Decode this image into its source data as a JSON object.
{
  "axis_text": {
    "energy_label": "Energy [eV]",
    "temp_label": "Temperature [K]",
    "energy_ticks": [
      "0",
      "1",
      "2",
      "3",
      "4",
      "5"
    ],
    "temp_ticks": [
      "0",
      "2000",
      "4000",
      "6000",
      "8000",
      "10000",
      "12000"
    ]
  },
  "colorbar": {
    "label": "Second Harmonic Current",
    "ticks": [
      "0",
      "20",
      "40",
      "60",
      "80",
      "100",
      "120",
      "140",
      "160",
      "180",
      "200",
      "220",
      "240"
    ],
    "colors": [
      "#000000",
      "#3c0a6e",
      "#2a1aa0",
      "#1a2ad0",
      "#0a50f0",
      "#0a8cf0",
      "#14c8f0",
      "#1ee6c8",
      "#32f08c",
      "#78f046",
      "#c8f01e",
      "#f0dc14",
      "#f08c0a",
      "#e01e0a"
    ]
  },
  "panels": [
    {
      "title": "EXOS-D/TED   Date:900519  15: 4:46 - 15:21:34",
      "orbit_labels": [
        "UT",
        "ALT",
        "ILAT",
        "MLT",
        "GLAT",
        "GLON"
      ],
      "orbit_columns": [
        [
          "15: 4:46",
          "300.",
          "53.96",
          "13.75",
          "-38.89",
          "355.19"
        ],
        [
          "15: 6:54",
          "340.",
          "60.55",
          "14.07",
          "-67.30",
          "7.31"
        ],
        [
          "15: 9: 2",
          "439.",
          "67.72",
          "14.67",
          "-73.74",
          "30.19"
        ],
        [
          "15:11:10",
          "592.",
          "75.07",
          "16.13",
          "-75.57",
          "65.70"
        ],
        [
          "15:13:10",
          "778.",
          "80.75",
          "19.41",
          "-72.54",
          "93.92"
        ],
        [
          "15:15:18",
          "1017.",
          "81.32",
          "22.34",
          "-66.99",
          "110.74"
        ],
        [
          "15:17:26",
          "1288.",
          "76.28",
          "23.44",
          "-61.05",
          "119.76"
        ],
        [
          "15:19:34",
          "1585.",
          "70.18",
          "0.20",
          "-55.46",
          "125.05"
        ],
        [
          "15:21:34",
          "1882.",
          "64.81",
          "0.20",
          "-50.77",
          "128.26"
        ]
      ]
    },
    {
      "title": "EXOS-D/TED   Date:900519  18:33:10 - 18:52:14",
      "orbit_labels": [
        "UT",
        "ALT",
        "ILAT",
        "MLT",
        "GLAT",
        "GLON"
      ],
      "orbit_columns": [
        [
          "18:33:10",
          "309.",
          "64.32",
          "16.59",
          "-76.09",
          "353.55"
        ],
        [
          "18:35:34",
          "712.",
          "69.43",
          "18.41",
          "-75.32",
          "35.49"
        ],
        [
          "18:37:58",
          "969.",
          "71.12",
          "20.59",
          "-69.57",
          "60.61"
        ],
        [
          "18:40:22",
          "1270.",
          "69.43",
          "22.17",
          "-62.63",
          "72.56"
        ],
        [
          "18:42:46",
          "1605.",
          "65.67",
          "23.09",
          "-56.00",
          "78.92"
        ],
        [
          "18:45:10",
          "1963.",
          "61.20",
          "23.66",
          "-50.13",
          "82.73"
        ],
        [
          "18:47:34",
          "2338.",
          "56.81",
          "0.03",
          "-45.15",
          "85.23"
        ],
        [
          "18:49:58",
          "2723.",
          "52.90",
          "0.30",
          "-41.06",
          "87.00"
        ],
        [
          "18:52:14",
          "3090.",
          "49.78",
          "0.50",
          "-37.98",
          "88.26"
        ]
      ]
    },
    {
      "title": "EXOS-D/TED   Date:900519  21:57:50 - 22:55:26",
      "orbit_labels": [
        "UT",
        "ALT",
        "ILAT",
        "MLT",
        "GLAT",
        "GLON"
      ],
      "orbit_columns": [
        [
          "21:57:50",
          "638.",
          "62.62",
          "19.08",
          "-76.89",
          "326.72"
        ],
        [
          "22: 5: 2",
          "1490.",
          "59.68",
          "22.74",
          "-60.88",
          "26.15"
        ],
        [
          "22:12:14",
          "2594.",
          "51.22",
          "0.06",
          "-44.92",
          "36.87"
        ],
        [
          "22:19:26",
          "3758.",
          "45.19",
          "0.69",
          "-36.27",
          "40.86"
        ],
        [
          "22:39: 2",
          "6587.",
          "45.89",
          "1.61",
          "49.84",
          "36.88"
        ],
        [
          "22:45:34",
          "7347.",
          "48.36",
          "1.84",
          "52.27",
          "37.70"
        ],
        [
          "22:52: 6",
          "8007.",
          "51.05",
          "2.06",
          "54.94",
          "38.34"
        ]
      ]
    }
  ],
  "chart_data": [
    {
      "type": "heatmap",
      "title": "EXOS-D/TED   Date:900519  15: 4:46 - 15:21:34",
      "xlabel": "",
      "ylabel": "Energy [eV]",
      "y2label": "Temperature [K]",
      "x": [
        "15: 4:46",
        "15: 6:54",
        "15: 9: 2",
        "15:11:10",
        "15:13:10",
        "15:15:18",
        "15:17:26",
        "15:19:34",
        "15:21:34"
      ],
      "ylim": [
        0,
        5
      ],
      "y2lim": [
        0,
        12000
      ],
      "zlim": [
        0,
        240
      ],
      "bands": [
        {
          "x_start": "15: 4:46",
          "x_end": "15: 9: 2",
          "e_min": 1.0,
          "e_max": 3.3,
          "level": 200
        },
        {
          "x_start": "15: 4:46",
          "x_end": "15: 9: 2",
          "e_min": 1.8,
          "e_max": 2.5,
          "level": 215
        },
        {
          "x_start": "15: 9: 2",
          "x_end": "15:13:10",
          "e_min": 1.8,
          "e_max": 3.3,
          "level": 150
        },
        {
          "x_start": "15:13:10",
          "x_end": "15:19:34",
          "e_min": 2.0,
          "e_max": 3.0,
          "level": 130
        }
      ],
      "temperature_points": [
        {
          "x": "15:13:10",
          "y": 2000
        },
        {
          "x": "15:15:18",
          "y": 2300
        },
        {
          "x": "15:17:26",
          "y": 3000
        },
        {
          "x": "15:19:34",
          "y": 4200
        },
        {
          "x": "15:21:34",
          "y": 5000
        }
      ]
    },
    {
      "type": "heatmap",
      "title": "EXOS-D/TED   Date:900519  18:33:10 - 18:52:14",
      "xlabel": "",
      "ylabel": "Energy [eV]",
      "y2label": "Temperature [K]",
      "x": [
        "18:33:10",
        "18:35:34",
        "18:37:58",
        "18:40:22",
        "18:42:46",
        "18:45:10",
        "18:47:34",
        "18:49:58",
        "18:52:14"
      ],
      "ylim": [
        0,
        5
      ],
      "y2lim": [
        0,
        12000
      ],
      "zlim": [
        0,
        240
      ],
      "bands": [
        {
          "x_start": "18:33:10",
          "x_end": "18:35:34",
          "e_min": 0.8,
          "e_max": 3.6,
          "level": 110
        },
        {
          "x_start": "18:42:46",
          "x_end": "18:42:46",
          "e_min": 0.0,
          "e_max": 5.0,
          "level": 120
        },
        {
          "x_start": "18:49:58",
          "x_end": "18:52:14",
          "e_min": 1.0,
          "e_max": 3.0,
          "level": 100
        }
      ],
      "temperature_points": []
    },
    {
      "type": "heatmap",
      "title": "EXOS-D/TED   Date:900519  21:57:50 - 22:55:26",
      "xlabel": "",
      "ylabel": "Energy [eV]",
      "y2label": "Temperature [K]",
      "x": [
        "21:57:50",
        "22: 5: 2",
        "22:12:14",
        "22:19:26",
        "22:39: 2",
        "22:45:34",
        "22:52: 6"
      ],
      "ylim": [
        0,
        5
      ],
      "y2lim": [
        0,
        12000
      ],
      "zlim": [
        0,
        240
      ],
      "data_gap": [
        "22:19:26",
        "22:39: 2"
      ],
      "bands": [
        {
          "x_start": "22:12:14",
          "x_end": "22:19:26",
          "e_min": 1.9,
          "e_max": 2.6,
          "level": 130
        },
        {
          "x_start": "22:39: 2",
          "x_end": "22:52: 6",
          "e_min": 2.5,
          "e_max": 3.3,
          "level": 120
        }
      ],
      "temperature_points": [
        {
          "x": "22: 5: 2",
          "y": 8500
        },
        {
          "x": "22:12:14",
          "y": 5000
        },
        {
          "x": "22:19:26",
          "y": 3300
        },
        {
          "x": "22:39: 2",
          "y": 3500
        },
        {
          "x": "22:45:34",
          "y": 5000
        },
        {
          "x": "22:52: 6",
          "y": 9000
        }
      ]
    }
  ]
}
####
## [PROBLEM STATEMENT]
Using the data above, say how many lines include "level". No other reply is needed.

## [COMPLETE ANSWER]
9